╔══

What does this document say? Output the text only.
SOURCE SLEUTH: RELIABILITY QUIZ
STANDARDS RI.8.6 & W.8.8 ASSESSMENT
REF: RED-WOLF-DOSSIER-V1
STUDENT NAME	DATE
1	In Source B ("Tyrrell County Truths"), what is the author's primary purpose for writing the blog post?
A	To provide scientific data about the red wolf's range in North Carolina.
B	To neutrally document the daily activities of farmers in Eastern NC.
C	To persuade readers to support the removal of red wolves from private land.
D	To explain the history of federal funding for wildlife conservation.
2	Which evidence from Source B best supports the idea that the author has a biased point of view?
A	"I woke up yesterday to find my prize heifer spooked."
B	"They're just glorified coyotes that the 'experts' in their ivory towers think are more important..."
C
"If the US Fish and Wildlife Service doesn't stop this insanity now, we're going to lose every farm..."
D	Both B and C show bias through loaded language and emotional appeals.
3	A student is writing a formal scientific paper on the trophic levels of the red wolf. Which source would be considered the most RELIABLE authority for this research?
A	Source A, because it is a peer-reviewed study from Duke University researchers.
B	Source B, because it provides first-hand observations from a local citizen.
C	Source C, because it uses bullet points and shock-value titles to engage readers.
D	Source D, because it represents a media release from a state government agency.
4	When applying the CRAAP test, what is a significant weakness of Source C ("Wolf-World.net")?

╚══

[EXERCISE DESCRIPTION]:
All lines of the data above that include the word "writing" must be shown.

[OUTPUT FOR THIS TASK]:
1	In Source B ("Tyrrell County Truths"), what is the author's primary purpose for writing the blog post?
3	A student is writing a formal scientific paper on the trophic levels of the red wolf. Which source would be considered the most RELIABLE authority for this research?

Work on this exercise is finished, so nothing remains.